> [Work to be completed] Extract every line that contains the word "properties".

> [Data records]

▼

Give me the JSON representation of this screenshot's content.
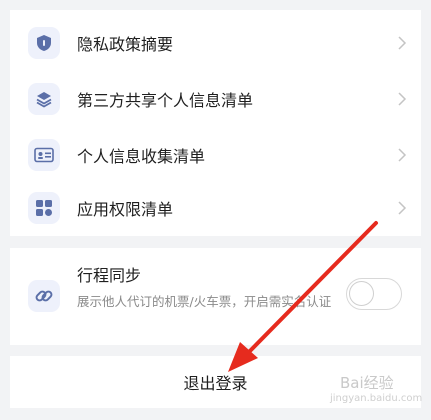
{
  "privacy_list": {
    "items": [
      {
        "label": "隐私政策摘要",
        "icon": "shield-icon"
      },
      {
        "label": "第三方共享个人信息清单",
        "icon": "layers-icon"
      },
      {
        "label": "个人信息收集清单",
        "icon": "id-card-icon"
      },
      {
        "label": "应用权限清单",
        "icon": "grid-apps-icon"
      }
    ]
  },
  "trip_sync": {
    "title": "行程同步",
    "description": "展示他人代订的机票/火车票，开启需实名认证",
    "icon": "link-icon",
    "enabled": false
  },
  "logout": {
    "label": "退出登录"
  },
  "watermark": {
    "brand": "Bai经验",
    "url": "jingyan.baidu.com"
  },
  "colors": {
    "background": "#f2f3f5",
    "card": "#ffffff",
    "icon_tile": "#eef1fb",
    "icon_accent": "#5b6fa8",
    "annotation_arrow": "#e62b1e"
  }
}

▲
▼

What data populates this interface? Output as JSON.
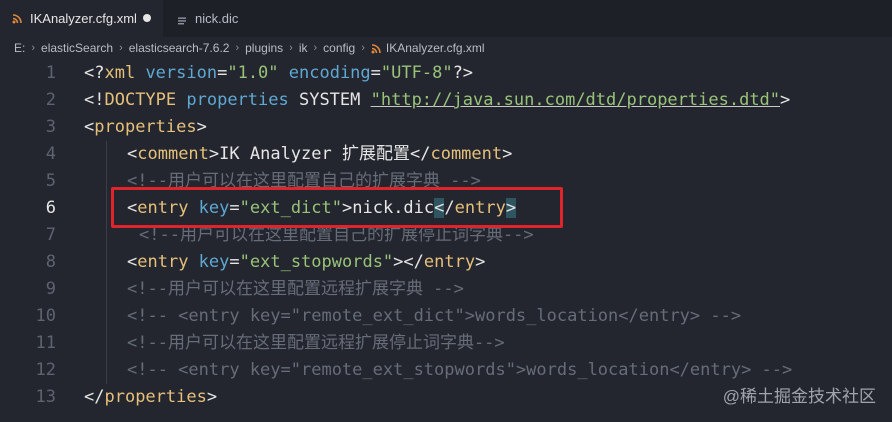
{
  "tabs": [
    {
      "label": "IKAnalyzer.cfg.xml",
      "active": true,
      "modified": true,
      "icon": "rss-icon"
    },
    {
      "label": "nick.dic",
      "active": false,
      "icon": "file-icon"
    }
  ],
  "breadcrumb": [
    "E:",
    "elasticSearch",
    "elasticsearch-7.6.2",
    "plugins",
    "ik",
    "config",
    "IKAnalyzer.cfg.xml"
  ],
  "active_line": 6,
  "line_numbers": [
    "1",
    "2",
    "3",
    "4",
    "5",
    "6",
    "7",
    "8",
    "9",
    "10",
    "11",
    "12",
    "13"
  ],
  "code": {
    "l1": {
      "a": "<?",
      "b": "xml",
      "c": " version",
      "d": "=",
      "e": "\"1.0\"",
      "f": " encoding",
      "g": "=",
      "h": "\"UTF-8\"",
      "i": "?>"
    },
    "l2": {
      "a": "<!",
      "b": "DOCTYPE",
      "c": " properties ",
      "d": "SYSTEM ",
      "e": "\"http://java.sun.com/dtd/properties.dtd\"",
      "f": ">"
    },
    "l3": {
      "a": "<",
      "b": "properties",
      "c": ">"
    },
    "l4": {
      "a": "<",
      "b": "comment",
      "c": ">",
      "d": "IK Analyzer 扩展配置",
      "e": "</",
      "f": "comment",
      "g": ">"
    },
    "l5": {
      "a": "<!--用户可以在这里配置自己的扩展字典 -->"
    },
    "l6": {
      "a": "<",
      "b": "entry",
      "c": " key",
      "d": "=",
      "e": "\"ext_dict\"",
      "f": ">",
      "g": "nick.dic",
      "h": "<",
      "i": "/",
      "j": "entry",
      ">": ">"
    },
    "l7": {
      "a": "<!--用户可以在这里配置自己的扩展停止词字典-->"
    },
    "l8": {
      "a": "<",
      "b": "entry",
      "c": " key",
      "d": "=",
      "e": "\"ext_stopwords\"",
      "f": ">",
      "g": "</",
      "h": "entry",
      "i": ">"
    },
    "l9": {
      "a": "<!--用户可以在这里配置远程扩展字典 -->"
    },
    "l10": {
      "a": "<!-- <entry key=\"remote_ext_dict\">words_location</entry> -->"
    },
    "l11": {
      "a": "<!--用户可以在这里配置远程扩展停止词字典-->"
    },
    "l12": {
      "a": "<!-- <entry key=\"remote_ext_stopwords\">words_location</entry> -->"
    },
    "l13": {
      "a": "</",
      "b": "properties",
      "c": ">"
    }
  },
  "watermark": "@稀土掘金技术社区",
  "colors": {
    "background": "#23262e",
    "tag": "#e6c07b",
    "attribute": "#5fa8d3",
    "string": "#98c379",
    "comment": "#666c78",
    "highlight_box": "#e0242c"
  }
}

▲

> [Completed task]
      "c": " properties ",
      "e": "\"http://java.sun.com/dtd/properties.dtd\"",
      "b": "properties",
      "b": "properties",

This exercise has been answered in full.